# start of Input records

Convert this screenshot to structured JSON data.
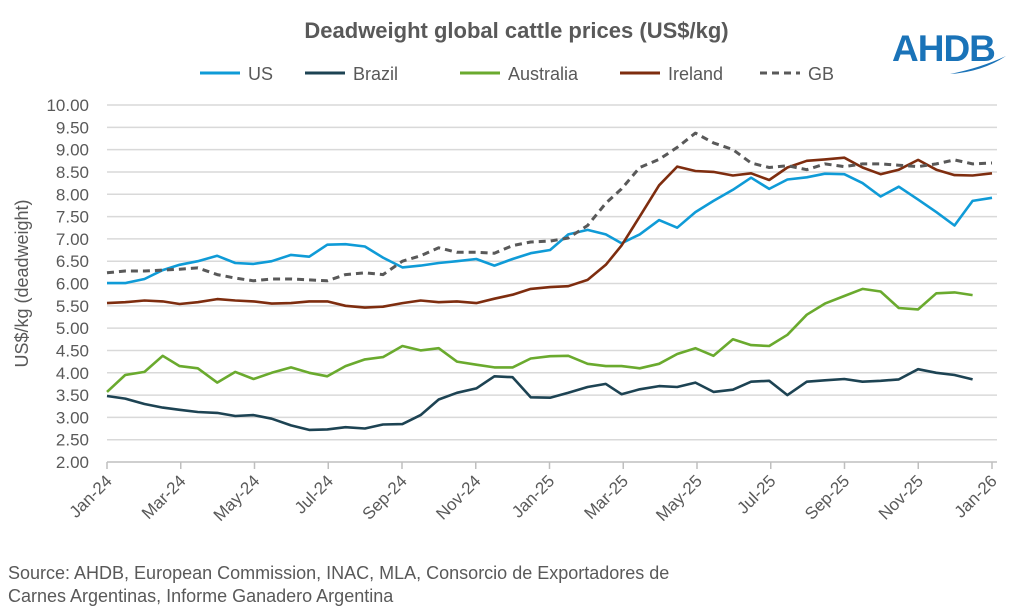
{
  "chart_data": {
    "type": "line",
    "title": "Deadweight global cattle prices (US$/kg)",
    "ylabel": "US$/kg (deadweight)",
    "xlabel": "",
    "ylim": [
      2.0,
      10.0
    ],
    "yticks": [
      "2.00",
      "2.50",
      "3.00",
      "3.50",
      "4.00",
      "4.50",
      "5.00",
      "5.50",
      "6.00",
      "6.50",
      "7.00",
      "7.50",
      "8.00",
      "8.50",
      "9.00",
      "9.50",
      "10.00"
    ],
    "xticks": [
      "Jan-24",
      "Mar-24",
      "May-24",
      "Jul-24",
      "Sep-24",
      "Nov-24",
      "Jan-25",
      "Mar-25",
      "May-25",
      "Jul-25",
      "Sep-25",
      "Nov-25",
      "Jan-26"
    ],
    "grid": "horizontal",
    "legend_position": "top",
    "x": [
      "2024-01-01",
      "2024-01-16",
      "2024-02-01",
      "2024-02-16",
      "2024-03-01",
      "2024-03-16",
      "2024-04-01",
      "2024-04-16",
      "2024-05-01",
      "2024-05-16",
      "2024-06-01",
      "2024-06-16",
      "2024-07-01",
      "2024-07-16",
      "2024-08-01",
      "2024-08-16",
      "2024-09-01",
      "2024-09-16",
      "2024-10-01",
      "2024-10-16",
      "2024-11-01",
      "2024-11-16",
      "2024-12-01",
      "2024-12-16",
      "2025-01-01",
      "2025-01-16",
      "2025-02-01",
      "2025-02-16",
      "2025-03-01",
      "2025-03-16",
      "2025-04-01",
      "2025-04-16",
      "2025-05-01",
      "2025-05-16",
      "2025-06-01",
      "2025-06-16",
      "2025-07-01",
      "2025-07-16",
      "2025-08-01",
      "2025-08-16",
      "2025-09-01",
      "2025-09-16",
      "2025-10-01",
      "2025-10-16",
      "2025-11-01",
      "2025-11-16",
      "2025-12-01",
      "2025-12-16",
      "2026-01-01"
    ],
    "series": [
      {
        "name": "US",
        "color": "#0f9bd7",
        "dash": false,
        "values": [
          6.01,
          6.01,
          6.1,
          6.3,
          6.42,
          6.5,
          6.62,
          6.46,
          6.44,
          6.5,
          6.64,
          6.6,
          6.87,
          6.88,
          6.83,
          6.58,
          6.36,
          6.4,
          6.46,
          6.5,
          6.55,
          6.4,
          6.55,
          6.68,
          6.75,
          7.1,
          7.2,
          7.1,
          6.9,
          7.1,
          7.42,
          7.25,
          7.6,
          7.85,
          8.1,
          8.37,
          8.12,
          8.33,
          8.38,
          8.46,
          8.45,
          8.25,
          7.95,
          8.17,
          7.88,
          7.6,
          7.3,
          7.85,
          7.92
        ]
      },
      {
        "name": "Brazil",
        "color": "#1d4353",
        "dash": false,
        "values": [
          3.48,
          3.42,
          3.3,
          3.22,
          3.17,
          3.12,
          3.1,
          3.03,
          3.05,
          2.97,
          2.82,
          2.72,
          2.73,
          2.78,
          2.75,
          2.84,
          2.85,
          3.05,
          3.4,
          3.55,
          3.65,
          3.92,
          3.9,
          3.45,
          3.44,
          3.55,
          3.68,
          3.75,
          3.52,
          3.63,
          3.7,
          3.68,
          3.78,
          3.57,
          3.62,
          3.8,
          3.82,
          3.5,
          3.8,
          3.83,
          3.86,
          3.8,
          3.82,
          3.85,
          4.08,
          4.0,
          3.95,
          3.85,
          null
        ]
      },
      {
        "name": "Australia",
        "color": "#6aaa2e",
        "dash": false,
        "values": [
          3.57,
          3.95,
          4.02,
          4.38,
          4.15,
          4.1,
          3.78,
          4.02,
          3.86,
          4.0,
          4.12,
          4.0,
          3.92,
          4.15,
          4.3,
          4.35,
          4.6,
          4.5,
          4.55,
          4.25,
          4.18,
          4.12,
          4.12,
          4.32,
          4.37,
          4.38,
          4.2,
          4.15,
          4.15,
          4.1,
          4.2,
          4.42,
          4.55,
          4.38,
          4.75,
          4.62,
          4.6,
          4.85,
          5.3,
          5.55,
          5.72,
          5.88,
          5.82,
          5.45,
          5.42,
          5.78,
          5.8,
          5.74,
          null
        ]
      },
      {
        "name": "Ireland",
        "color": "#7e2d0f",
        "dash": false,
        "values": [
          5.56,
          5.58,
          5.62,
          5.6,
          5.54,
          5.58,
          5.65,
          5.62,
          5.6,
          5.55,
          5.56,
          5.6,
          5.6,
          5.5,
          5.46,
          5.48,
          5.56,
          5.62,
          5.58,
          5.6,
          5.56,
          5.66,
          5.75,
          5.88,
          5.92,
          5.94,
          6.08,
          6.42,
          6.85,
          7.5,
          8.2,
          8.62,
          8.52,
          8.5,
          8.42,
          8.47,
          8.32,
          8.6,
          8.75,
          8.78,
          8.82,
          8.6,
          8.45,
          8.55,
          8.77,
          8.55,
          8.43,
          8.42,
          8.47
        ]
      },
      {
        "name": "GB",
        "color": "#595959",
        "dash": true,
        "values": [
          6.24,
          6.28,
          6.28,
          6.3,
          6.32,
          6.35,
          6.2,
          6.12,
          6.06,
          6.1,
          6.1,
          6.08,
          6.06,
          6.2,
          6.24,
          6.2,
          6.5,
          6.62,
          6.8,
          6.7,
          6.7,
          6.68,
          6.85,
          6.93,
          6.95,
          7.02,
          7.3,
          7.8,
          8.12,
          8.6,
          8.78,
          9.05,
          9.37,
          9.15,
          9.0,
          8.7,
          8.6,
          8.64,
          8.55,
          8.68,
          8.62,
          8.68,
          8.68,
          8.65,
          8.62,
          8.68,
          8.77,
          8.68,
          8.7
        ]
      }
    ]
  },
  "logo": {
    "text": "AHDB",
    "color": "#1a73b8"
  },
  "source": {
    "line1": "Source: AHDB, European Commission, INAC, MLA, Consorcio de Exportadores de",
    "line2": "Carnes Argentinas, Informe Ganadero Argentina"
  }
}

# end of Input records

=== Do this ===
Leaving out the pictures, repeat the data above exactly.

=== Answer in full ===
Convert this screenshot to structured JSON data.
{
  "chart_data": {
    "type": "line",
    "title": "Deadweight global cattle prices (US$/kg)",
    "ylabel": "US$/kg (deadweight)",
    "xlabel": "",
    "ylim": [
      2.0,
      10.0
    ],
    "yticks": [
      "2.00",
      "2.50",
      "3.00",
      "3.50",
      "4.00",
      "4.50",
      "5.00",
      "5.50",
      "6.00",
      "6.50",
      "7.00",
      "7.50",
      "8.00",
      "8.50",
      "9.00",
      "9.50",
      "10.00"
    ],
    "xticks": [
      "Jan-24",
      "Mar-24",
      "May-24",
      "Jul-24",
      "Sep-24",
      "Nov-24",
      "Jan-25",
      "Mar-25",
      "May-25",
      "Jul-25",
      "Sep-25",
      "Nov-25",
      "Jan-26"
    ],
    "grid": "horizontal",
    "legend_position": "top",
    "x": [
      "2024-01-01",
      "2024-01-16",
      "2024-02-01",
      "2024-02-16",
      "2024-03-01",
      "2024-03-16",
      "2024-04-01",
      "2024-04-16",
      "2024-05-01",
      "2024-05-16",
      "2024-06-01",
      "2024-06-16",
      "2024-07-01",
      "2024-07-16",
      "2024-08-01",
      "2024-08-16",
      "2024-09-01",
      "2024-09-16",
      "2024-10-01",
      "2024-10-16",
      "2024-11-01",
      "2024-11-16",
      "2024-12-01",
      "2024-12-16",
      "2025-01-01",
      "2025-01-16",
      "2025-02-01",
      "2025-02-16",
      "2025-03-01",
      "2025-03-16",
      "2025-04-01",
      "2025-04-16",
      "2025-05-01",
      "2025-05-16",
      "2025-06-01",
      "2025-06-16",
      "2025-07-01",
      "2025-07-16",
      "2025-08-01",
      "2025-08-16",
      "2025-09-01",
      "2025-09-16",
      "2025-10-01",
      "2025-10-16",
      "2025-11-01",
      "2025-11-16",
      "2025-12-01",
      "2025-12-16",
      "2026-01-01"
    ],
    "series": [
      {
        "name": "US",
        "color": "#0f9bd7",
        "dash": false,
        "values": [
          6.01,
          6.01,
          6.1,
          6.3,
          6.42,
          6.5,
          6.62,
          6.46,
          6.44,
          6.5,
          6.64,
          6.6,
          6.87,
          6.88,
          6.83,
          6.58,
          6.36,
          6.4,
          6.46,
          6.5,
          6.55,
          6.4,
          6.55,
          6.68,
          6.75,
          7.1,
          7.2,
          7.1,
          6.9,
          7.1,
          7.42,
          7.25,
          7.6,
          7.85,
          8.1,
          8.37,
          8.12,
          8.33,
          8.38,
          8.46,
          8.45,
          8.25,
          7.95,
          8.17,
          7.88,
          7.6,
          7.3,
          7.85,
          7.92
        ]
      },
      {
        "name": "Brazil",
        "color": "#1d4353",
        "dash": false,
        "values": [
          3.48,
          3.42,
          3.3,
          3.22,
          3.17,
          3.12,
          3.1,
          3.03,
          3.05,
          2.97,
          2.82,
          2.72,
          2.73,
          2.78,
          2.75,
          2.84,
          2.85,
          3.05,
          3.4,
          3.55,
          3.65,
          3.92,
          3.9,
          3.45,
          3.44,
          3.55,
          3.68,
          3.75,
          3.52,
          3.63,
          3.7,
          3.68,
          3.78,
          3.57,
          3.62,
          3.8,
          3.82,
          3.5,
          3.8,
          3.83,
          3.86,
          3.8,
          3.82,
          3.85,
          4.08,
          4.0,
          3.95,
          3.85,
          null
        ]
      },
      {
        "name": "Australia",
        "color": "#6aaa2e",
        "dash": false,
        "values": [
          3.57,
          3.95,
          4.02,
          4.38,
          4.15,
          4.1,
          3.78,
          4.02,
          3.86,
          4.0,
          4.12,
          4.0,
          3.92,
          4.15,
          4.3,
          4.35,
          4.6,
          4.5,
          4.55,
          4.25,
          4.18,
          4.12,
          4.12,
          4.32,
          4.37,
          4.38,
          4.2,
          4.15,
          4.15,
          4.1,
          4.2,
          4.42,
          4.55,
          4.38,
          4.75,
          4.62,
          4.6,
          4.85,
          5.3,
          5.55,
          5.72,
          5.88,
          5.82,
          5.45,
          5.42,
          5.78,
          5.8,
          5.74,
          null
        ]
      },
      {
        "name": "Ireland",
        "color": "#7e2d0f",
        "dash": false,
        "values": [
          5.56,
          5.58,
          5.62,
          5.6,
          5.54,
          5.58,
          5.65,
          5.62,
          5.6,
          5.55,
          5.56,
          5.6,
          5.6,
          5.5,
          5.46,
          5.48,
          5.56,
          5.62,
          5.58,
          5.6,
          5.56,
          5.66,
          5.75,
          5.88,
          5.92,
          5.94,
          6.08,
          6.42,
          6.85,
          7.5,
          8.2,
          8.62,
          8.52,
          8.5,
          8.42,
          8.47,
          8.32,
          8.6,
          8.75,
          8.78,
          8.82,
          8.6,
          8.45,
          8.55,
          8.77,
          8.55,
          8.43,
          8.42,
          8.47
        ]
      },
      {
        "name": "GB",
        "color": "#595959",
        "dash": true,
        "values": [
          6.24,
          6.28,
          6.28,
          6.3,
          6.32,
          6.35,
          6.2,
          6.12,
          6.06,
          6.1,
          6.1,
          6.08,
          6.06,
          6.2,
          6.24,
          6.2,
          6.5,
          6.62,
          6.8,
          6.7,
          6.7,
          6.68,
          6.85,
          6.93,
          6.95,
          7.02,
          7.3,
          7.8,
          8.12,
          8.6,
          8.78,
          9.05,
          9.37,
          9.15,
          9.0,
          8.7,
          8.6,
          8.64,
          8.55,
          8.68,
          8.62,
          8.68,
          8.68,
          8.65,
          8.62,
          8.68,
          8.77,
          8.68,
          8.7
        ]
      }
    ]
  },
  "logo": {
    "text": "AHDB",
    "color": "#1a73b8"
  },
  "source": {
    "line1": "Source: AHDB, European Commission, INAC, MLA, Consorcio de Exportadores de",
    "line2": "Carnes Argentinas, Informe Ganadero Argentina"
  }
}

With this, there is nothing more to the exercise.